▶ THE TASK
Set down each entry from the block beneath, exactly as written.

▶ Entries taken from a collection

· · ·

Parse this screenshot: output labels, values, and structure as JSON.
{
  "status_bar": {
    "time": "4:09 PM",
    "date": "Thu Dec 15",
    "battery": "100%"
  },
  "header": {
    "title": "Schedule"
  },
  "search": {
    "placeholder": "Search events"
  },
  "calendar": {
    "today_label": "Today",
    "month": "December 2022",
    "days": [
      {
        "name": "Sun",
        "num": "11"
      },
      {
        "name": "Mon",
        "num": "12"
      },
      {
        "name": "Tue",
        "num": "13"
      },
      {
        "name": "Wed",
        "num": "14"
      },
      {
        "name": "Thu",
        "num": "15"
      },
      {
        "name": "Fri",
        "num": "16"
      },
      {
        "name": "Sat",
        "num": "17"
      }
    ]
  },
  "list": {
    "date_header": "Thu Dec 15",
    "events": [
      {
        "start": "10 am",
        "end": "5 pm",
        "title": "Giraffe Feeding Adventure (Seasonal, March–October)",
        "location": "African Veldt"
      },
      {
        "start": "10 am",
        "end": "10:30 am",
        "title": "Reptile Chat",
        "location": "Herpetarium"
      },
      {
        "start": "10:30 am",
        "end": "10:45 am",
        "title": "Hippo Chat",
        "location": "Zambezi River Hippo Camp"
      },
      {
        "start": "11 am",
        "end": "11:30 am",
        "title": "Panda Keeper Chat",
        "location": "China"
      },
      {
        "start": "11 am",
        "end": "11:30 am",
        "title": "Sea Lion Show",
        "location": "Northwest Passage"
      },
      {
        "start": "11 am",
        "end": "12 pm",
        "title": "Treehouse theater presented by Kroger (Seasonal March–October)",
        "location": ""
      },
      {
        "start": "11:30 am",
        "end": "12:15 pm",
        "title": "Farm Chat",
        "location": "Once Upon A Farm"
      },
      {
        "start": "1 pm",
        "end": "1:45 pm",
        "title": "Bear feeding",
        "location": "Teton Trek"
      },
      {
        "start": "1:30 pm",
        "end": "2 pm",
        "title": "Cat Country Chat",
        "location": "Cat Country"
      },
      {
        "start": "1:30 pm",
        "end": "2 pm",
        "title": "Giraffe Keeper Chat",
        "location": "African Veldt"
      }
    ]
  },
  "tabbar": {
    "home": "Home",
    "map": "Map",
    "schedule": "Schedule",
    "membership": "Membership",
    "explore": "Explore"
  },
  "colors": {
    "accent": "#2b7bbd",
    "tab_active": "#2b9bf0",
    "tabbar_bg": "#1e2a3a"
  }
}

· · ·

▶ WRITTEN SOLUTION
Parse this screenshot: output labels, values, and structure as JSON.
{
  "status_bar": {
    "time": "4:09 PM",
    "date": "Thu Dec 15",
    "battery": "100%"
  },
  "header": {
    "title": "Schedule"
  },
  "search": {
    "placeholder": "Search events"
  },
  "calendar": {
    "today_label": "Today",
    "month": "December 2022",
    "days": [
      {
        "name": "Sun",
        "num": "11"
      },
      {
        "name": "Mon",
        "num": "12"
      },
      {
        "name": "Tue",
        "num": "13"
      },
      {
        "name": "Wed",
        "num": "14"
      },
      {
        "name": "Thu",
        "num": "15"
      },
      {
        "name": "Fri",
        "num": "16"
      },
      {
        "name": "Sat",
        "num": "17"
      }
    ]
  },
  "list": {
    "date_header": "Thu Dec 15",
    "events": [
      {
        "start": "10 am",
        "end": "5 pm",
        "title": "Giraffe Feeding Adventure (Seasonal, March–October)",
        "location": "African Veldt"
      },
      {
        "start": "10 am",
        "end": "10:30 am",
        "title": "Reptile Chat",
        "location": "Herpetarium"
      },
      {
        "start": "10:30 am",
        "end": "10:45 am",
        "title": "Hippo Chat",
        "location": "Zambezi River Hippo Camp"
      },
      {
        "start": "11 am",
        "end": "11:30 am",
        "title": "Panda Keeper Chat",
        "location": "China"
      },
      {
        "start": "11 am",
        "end": "11:30 am",
        "title": "Sea Lion Show",
        "location": "Northwest Passage"
      },
      {
        "start": "11 am",
        "end": "12 pm",
        "title": "Treehouse theater presented by Kroger (Seasonal March–October)",
        "location": ""
      },
      {
        "start": "11:30 am",
        "end": "12:15 pm",
        "title": "Farm Chat",
        "location": "Once Upon A Farm"
      },
      {
        "start": "1 pm",
        "end": "1:45 pm",
        "title": "Bear feeding",
        "location": "Teton Trek"
      },
      {
        "start": "1:30 pm",
        "end": "2 pm",
        "title": "Cat Country Chat",
        "location": "Cat Country"
      },
      {
        "start": "1:30 pm",
        "end": "2 pm",
        "title": "Giraffe Keeper Chat",
        "location": "African Veldt"
      }
    ]
  },
  "tabbar": {
    "home": "Home",
    "map": "Map",
    "schedule": "Schedule",
    "membership": "Membership",
    "explore": "Explore"
  },
  "colors": {
    "accent": "#2b7bbd",
    "tab_active": "#2b9bf0",
    "tabbar_bg": "#1e2a3a"
  }
}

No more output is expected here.